» **Kaynak metin**:
513

En sevmediğim uzantı .mov’dur. Böyle bi bencillik bi kendini beğenmişlik havaları falan…

512

Morali sürekli yüksek tutmaya çalışmak yoruyor. Sonra bir sabah kalkıyorsun ki depresyondasın.

511

“Lan” dememek için kendimi tutuyorum artık. Yazılarımda kimsenin yüzüne demediğimden rahatım ama insanlarla konuşurken bana göre her ne kadar “samimilikten” öyle diyor olsam da dışarıdan bakınca rahatsız edici durduğunu da biliyorum. Yine de kaçıyor arada be. Artık “lan” yerine “be” kullanıyorum zaten.

510

Evdeki kapıların çerçeveleri çivi tabancasıyla çakılmış meğersem. 10 yıldır oturuyorum yanlarındaki izlere çekiç izidir diyordum ama çivilerin derinliğini yeni fark ettim. 10 yıl lan!

509

Fırında tavuk yaptım, oldu.

508

Ne zaman ruj veya nemlendirici görsem dişleyesim geliyor. Hele süper kokusu olan nemlendiricilerde zor tutuyorum kendimi…

507

Alt+Tab yapınca çat diye masaüstüne çıkan, sonra çat diye geri gelen oyun en güzel oyundur.

506

Kıskançlık ve özlem duygularım çok güçlü. Kıskançlığı saklayabiliyorum ama yine de içimde tepiniyor. Özlem de normalde açığa vurulmadığı için kendimden saklayabilmek pek mümkün değil. Sonra bu ikisi böyle beynimde birlikte tepinmeye başlayıp mideme doğru iniyorlar falan…

505

Banyo yapmak çok sıkıcı.

504

S06E09: “Hurley The Lost Whisperer” eheh…

503

Omzuma bir şey takmadan dışarı çıkamaz oldum be. İyi ki Yashica’nın kılıfı var da çantaya gerek olmadan sadece onu alabiliyorum.

» **Aşağıdakileri tamamlayın**:
**a.** Kaynak metinde üç noktayla (…) biten girişlerin numaralarını yazın.
**b.** Kaynak metinde yazar en sevmediği uzantının hangisi olduğunu söylüyor?
**c.** Kaynak metinden "Alt+Tab yapınca çat" ile başlayıp "yapmak çok sıkıcı." ile biten bölümü olduğu gibi alıntılayın.

» **Veri satırları**:
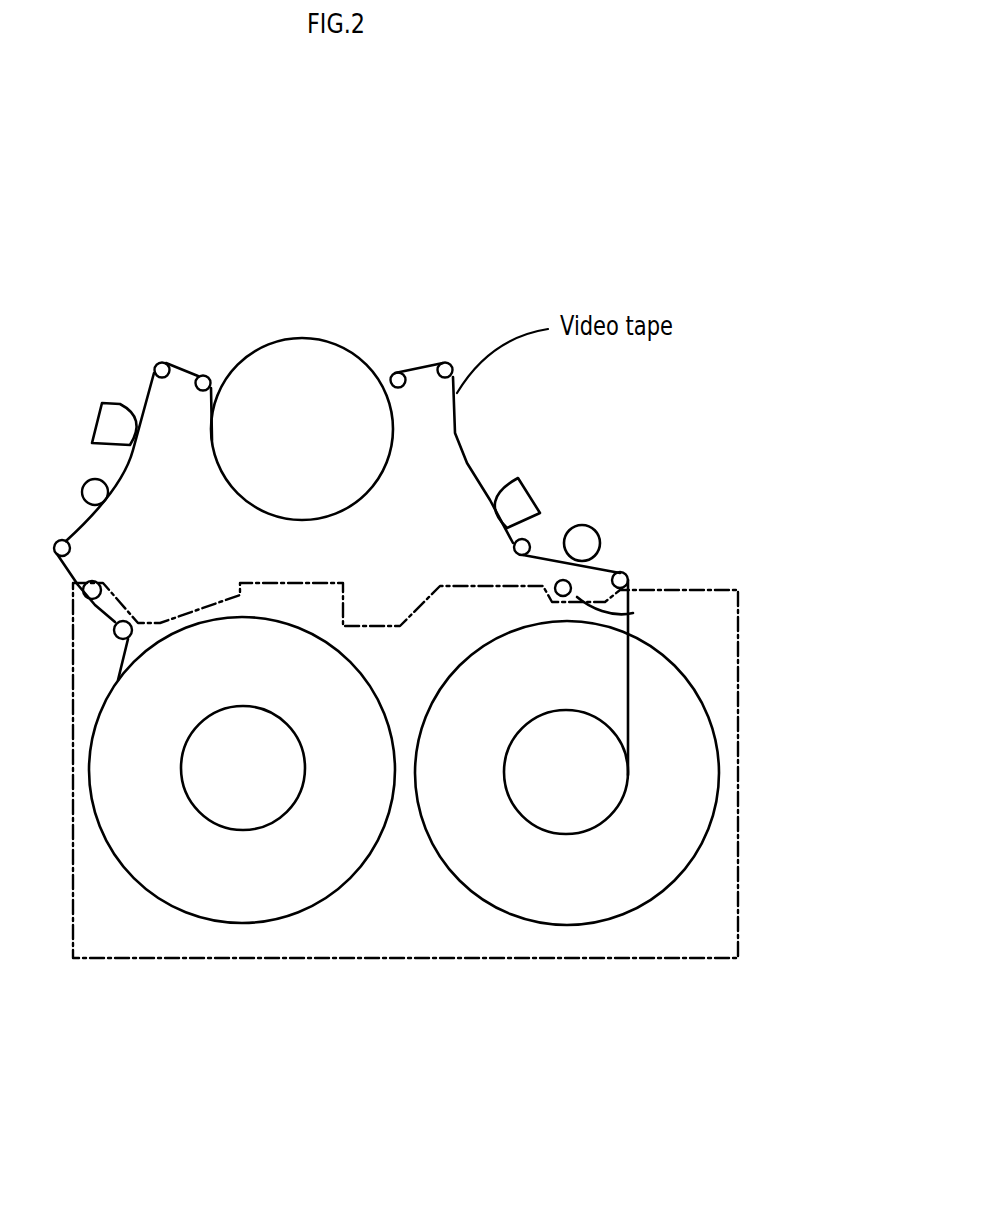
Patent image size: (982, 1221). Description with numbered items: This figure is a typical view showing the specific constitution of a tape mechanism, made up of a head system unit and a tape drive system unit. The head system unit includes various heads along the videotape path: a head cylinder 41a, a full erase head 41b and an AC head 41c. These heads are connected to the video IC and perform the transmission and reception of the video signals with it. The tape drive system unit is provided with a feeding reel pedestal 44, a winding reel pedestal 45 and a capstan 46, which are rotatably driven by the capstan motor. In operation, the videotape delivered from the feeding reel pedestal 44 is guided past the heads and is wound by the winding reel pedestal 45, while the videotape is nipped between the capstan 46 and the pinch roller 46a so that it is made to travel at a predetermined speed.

» **Cevaplar aşağıda**:
**a.** 513, 508, 506, 504

**b.** .mov

**c.**
Alt+Tab yapınca çat diye masaüstüne çıkan, sonra çat diye geri gelen oyun en güzel oyundur.

506

Kıskançlık ve özlem duygularım çok güçlü. Kıskançlığı saklayabiliyorum ama yine de içimde tepiniyor. Özlem de normalde açığa vurulmadığı için kendimden saklayabilmek pek mümkün değil. Sonra bu ikisi böyle beynimde birlikte tepinmeye başlayıp mideme doğru iniyorlar falan…

505

Banyo yapmak çok sıkıcı.